Challenge >>
Below is a block of records; return all of them exactly, but without the images.

Data excerpts >>
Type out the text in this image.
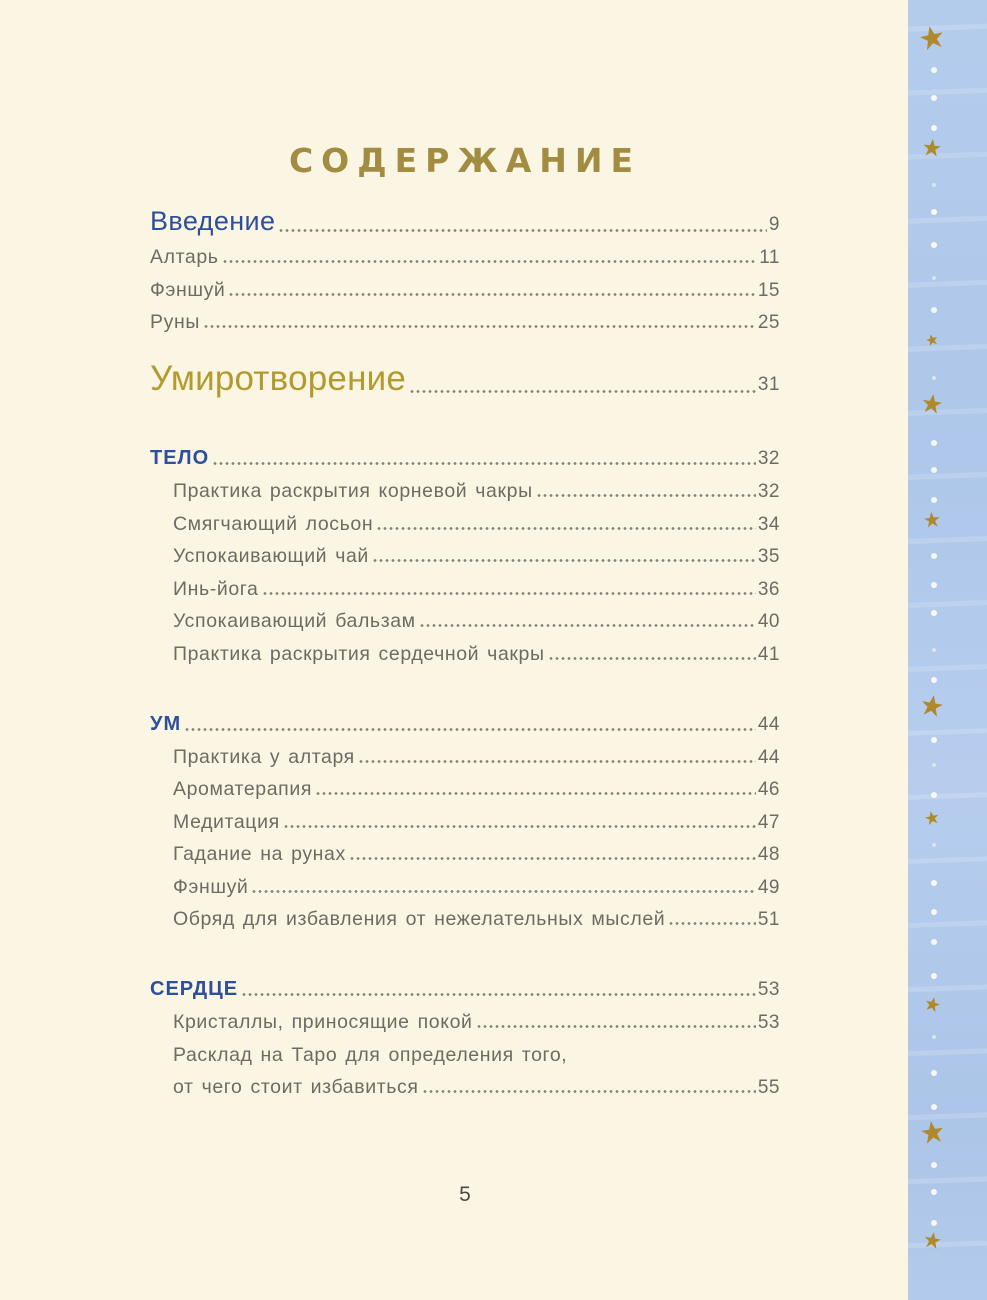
СОДЕРЖАНИЕ
Введение	9
Алтарь	11
Фэншуй	15
Руны	25
Умиротворение	31
ТЕЛО	32
Практика раскрытия корневой чакры	32
Смягчающий лосьон	34
Успокаивающий чай	35
Инь-йога	36
Успокаивающий бальзам	40
Практика раскрытия сердечной чакры	41
УМ	44
Практика у алтаря	44
Ароматерапия	46
Медитация	47
Гадание на рунах	48
Фэншуй	49
Обряд для избавления от нежелательных мыслей	51
СЕРДЦЕ	53
Кристаллы, приносящие покой	53
Расклад на Таро для определения того,
от чего стоит избавиться	55
5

Task solution >>
Type out the text in this image.
СОДЕРЖАНИЕ
Введение	9
Алтарь	11
Фэншуй	15
Руны	25
Умиротворение	31
ТЕЛО	32
Практика раскрытия корневой чакры	32
Смягчающий лосьон	34
Успокаивающий чай	35
Инь-йога	36
Успокаивающий бальзам	40
Практика раскрытия сердечной чакры	41
УМ	44
Практика у алтаря	44
Ароматерапия	46
Медитация	47
Гадание на рунах	48
Фэншуй	49
Обряд для избавления от нежелательных мыслей	51
СЕРДЦЕ	53
Кристаллы, приносящие покой	53
Расклад на Таро для определения того,
от чего стоит избавиться	55
5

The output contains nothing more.